WRITTEN EXERCISE.
Copy out every line in the entries below that includes "Shipping".
★ ★ ★ ★ ★ ★ ★
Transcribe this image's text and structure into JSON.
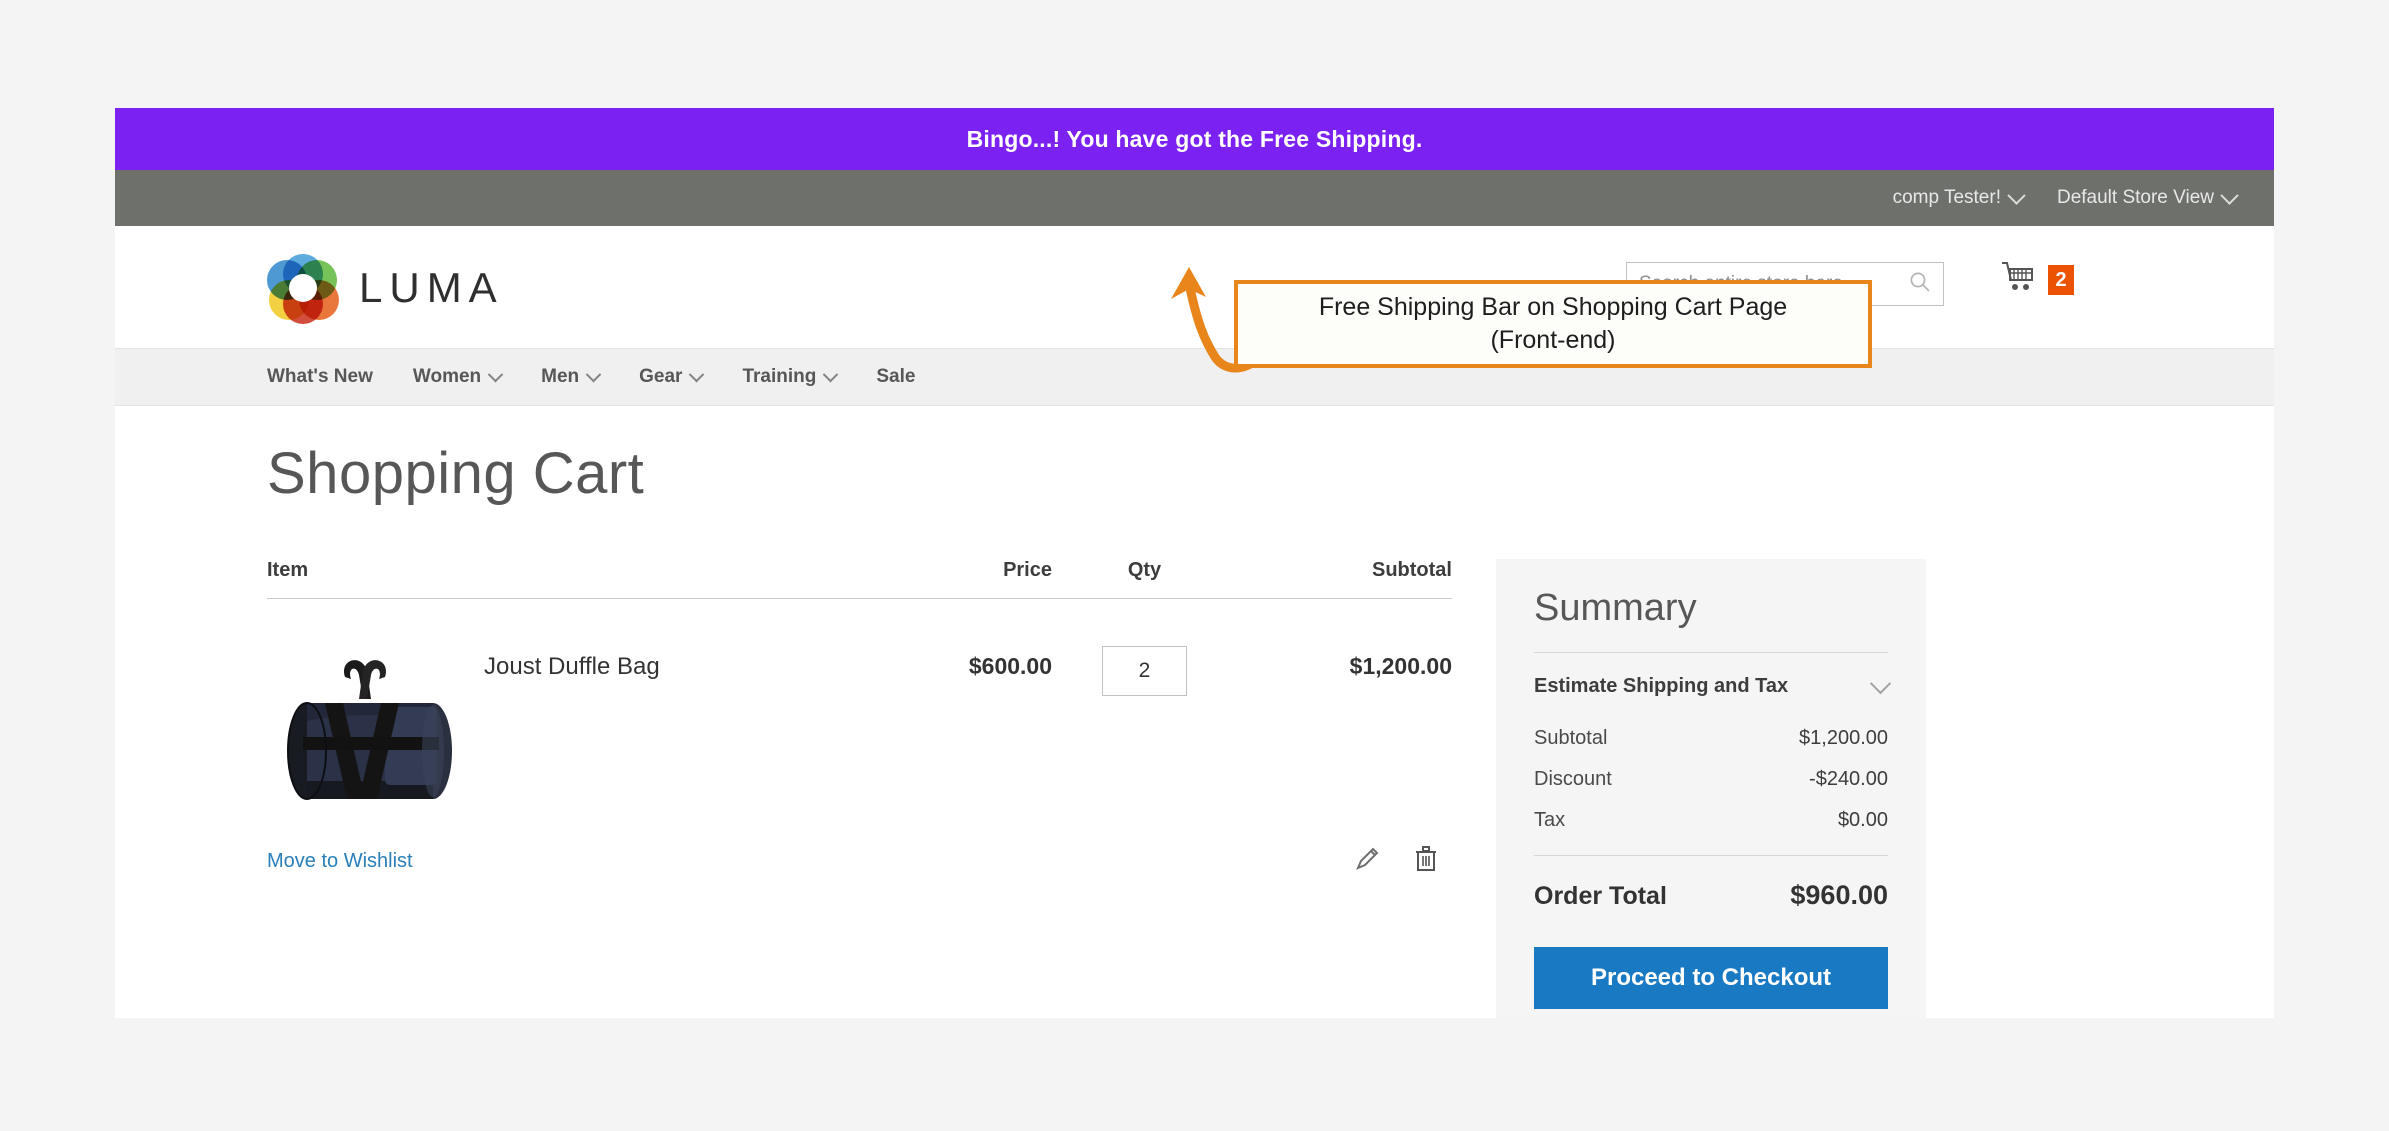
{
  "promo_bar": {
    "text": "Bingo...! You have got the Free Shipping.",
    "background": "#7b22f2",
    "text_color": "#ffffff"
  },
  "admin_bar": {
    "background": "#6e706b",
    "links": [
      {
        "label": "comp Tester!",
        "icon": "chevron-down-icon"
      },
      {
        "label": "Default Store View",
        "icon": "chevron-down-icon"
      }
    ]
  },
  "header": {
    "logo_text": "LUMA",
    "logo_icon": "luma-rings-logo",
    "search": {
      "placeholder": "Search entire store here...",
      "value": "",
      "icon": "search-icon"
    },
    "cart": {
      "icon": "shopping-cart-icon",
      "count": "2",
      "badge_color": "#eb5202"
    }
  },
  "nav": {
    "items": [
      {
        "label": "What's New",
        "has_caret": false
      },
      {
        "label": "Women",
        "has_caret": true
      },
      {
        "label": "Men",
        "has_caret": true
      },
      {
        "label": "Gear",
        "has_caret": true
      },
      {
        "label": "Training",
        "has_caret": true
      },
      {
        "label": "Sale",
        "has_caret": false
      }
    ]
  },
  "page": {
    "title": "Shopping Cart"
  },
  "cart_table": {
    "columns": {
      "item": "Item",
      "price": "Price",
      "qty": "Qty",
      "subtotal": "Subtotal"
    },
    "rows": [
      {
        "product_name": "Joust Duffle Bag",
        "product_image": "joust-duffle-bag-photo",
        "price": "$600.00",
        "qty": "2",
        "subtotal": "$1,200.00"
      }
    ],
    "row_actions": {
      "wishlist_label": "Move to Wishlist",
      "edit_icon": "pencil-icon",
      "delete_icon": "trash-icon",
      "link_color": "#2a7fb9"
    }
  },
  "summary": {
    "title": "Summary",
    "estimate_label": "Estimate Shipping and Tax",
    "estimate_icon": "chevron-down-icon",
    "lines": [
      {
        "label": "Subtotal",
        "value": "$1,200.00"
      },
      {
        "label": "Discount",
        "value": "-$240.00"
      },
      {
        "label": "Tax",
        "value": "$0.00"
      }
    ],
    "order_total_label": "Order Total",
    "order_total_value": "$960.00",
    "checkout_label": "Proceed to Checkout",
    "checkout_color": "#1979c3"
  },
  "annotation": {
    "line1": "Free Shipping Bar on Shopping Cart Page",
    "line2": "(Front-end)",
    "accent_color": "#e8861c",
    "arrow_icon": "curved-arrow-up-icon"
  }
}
★ ★ ★ ★ ★ ★ ★
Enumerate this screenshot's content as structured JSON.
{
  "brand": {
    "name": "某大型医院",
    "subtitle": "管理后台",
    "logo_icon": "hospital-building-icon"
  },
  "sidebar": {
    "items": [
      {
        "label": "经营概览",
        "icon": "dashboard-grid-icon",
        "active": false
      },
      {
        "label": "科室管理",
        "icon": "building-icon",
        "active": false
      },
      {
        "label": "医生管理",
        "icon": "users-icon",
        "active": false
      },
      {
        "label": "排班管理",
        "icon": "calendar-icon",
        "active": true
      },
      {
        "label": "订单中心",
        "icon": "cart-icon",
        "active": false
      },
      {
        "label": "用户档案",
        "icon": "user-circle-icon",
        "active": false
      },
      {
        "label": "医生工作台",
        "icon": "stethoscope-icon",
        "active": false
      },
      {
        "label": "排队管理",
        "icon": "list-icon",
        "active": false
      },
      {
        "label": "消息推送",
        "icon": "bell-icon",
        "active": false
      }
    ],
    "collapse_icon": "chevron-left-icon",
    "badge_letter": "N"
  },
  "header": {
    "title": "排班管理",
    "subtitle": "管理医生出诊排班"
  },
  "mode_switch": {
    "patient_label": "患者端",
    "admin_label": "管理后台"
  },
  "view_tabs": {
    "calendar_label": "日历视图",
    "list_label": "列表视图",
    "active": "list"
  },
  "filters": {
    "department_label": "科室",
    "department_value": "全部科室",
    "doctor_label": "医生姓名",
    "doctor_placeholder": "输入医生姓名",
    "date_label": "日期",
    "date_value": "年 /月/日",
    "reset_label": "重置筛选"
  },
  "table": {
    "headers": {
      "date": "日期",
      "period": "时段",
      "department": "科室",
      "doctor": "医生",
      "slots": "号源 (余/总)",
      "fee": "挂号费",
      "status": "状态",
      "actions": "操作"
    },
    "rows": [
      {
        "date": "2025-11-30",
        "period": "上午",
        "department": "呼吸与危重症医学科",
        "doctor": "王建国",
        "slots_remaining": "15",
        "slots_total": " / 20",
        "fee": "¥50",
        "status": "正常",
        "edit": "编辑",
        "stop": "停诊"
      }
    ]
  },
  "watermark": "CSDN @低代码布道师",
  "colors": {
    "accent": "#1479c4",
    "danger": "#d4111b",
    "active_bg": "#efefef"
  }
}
★ ★ ★ ★ ★ ★ ★
RESPONSE TO THE EXERCISE.
    "text": "Bingo...! You have got the Free Shipping.",
    "estimate_label": "Estimate Shipping and Tax",
    "line1": "Free Shipping Bar on Shopping Cart Page",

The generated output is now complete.